● Exercise:
Restate each of the lines below word for word and drop every picture.

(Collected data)
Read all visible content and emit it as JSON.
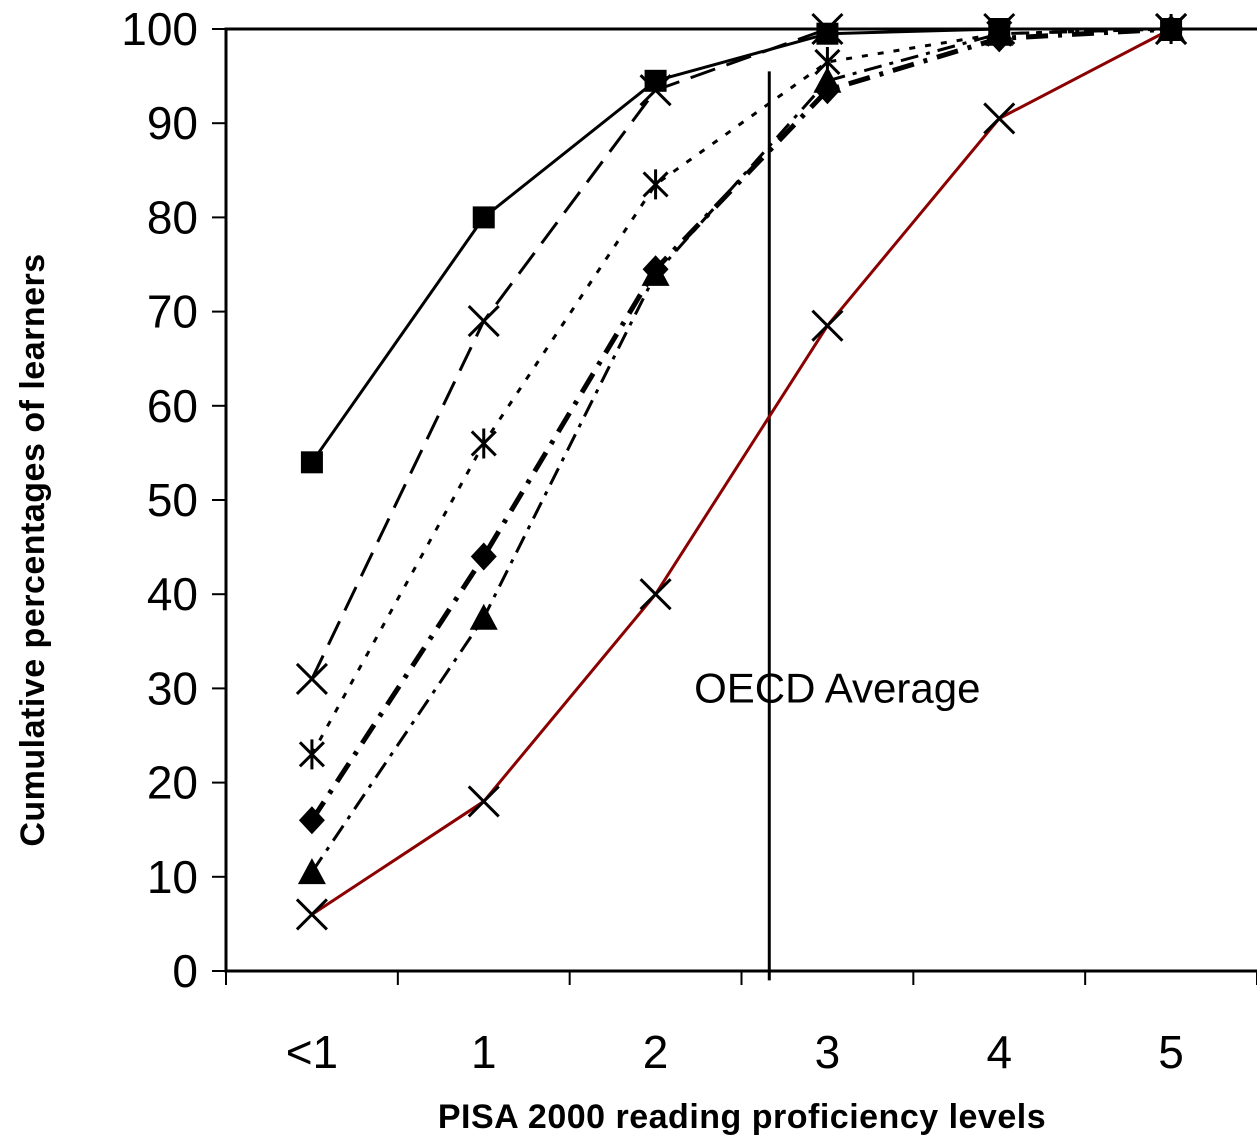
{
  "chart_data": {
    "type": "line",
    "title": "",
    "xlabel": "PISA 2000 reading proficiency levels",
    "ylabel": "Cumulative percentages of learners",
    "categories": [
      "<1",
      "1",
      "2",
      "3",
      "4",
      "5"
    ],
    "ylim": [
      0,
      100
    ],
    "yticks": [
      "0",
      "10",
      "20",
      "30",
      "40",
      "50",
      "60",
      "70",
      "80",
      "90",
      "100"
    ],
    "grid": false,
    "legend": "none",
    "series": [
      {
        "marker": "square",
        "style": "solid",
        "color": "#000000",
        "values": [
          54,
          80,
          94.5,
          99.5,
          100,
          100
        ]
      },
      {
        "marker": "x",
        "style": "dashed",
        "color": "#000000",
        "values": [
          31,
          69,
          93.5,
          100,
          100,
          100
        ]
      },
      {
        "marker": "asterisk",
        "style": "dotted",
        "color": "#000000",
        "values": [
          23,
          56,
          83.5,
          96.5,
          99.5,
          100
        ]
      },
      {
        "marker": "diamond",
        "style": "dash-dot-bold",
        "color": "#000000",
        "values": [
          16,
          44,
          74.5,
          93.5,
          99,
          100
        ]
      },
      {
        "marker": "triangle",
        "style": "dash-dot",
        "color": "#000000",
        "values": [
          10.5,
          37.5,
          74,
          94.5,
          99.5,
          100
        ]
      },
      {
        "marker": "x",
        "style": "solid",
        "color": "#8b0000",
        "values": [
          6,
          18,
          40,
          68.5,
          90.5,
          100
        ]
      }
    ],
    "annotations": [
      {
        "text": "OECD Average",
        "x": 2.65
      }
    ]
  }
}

● Solution to this task:
Read all visible content and emit it as JSON.
{
  "chart_data": {
    "type": "line",
    "title": "",
    "xlabel": "PISA 2000 reading proficiency levels",
    "ylabel": "Cumulative percentages of learners",
    "categories": [
      "<1",
      "1",
      "2",
      "3",
      "4",
      "5"
    ],
    "ylim": [
      0,
      100
    ],
    "yticks": [
      "0",
      "10",
      "20",
      "30",
      "40",
      "50",
      "60",
      "70",
      "80",
      "90",
      "100"
    ],
    "grid": false,
    "legend": "none",
    "series": [
      {
        "marker": "square",
        "style": "solid",
        "color": "#000000",
        "values": [
          54,
          80,
          94.5,
          99.5,
          100,
          100
        ]
      },
      {
        "marker": "x",
        "style": "dashed",
        "color": "#000000",
        "values": [
          31,
          69,
          93.5,
          100,
          100,
          100
        ]
      },
      {
        "marker": "asterisk",
        "style": "dotted",
        "color": "#000000",
        "values": [
          23,
          56,
          83.5,
          96.5,
          99.5,
          100
        ]
      },
      {
        "marker": "diamond",
        "style": "dash-dot-bold",
        "color": "#000000",
        "values": [
          16,
          44,
          74.5,
          93.5,
          99,
          100
        ]
      },
      {
        "marker": "triangle",
        "style": "dash-dot",
        "color": "#000000",
        "values": [
          10.5,
          37.5,
          74,
          94.5,
          99.5,
          100
        ]
      },
      {
        "marker": "x",
        "style": "solid",
        "color": "#8b0000",
        "values": [
          6,
          18,
          40,
          68.5,
          90.5,
          100
        ]
      }
    ],
    "annotations": [
      {
        "text": "OECD Average",
        "x": 2.65
      }
    ]
  }
}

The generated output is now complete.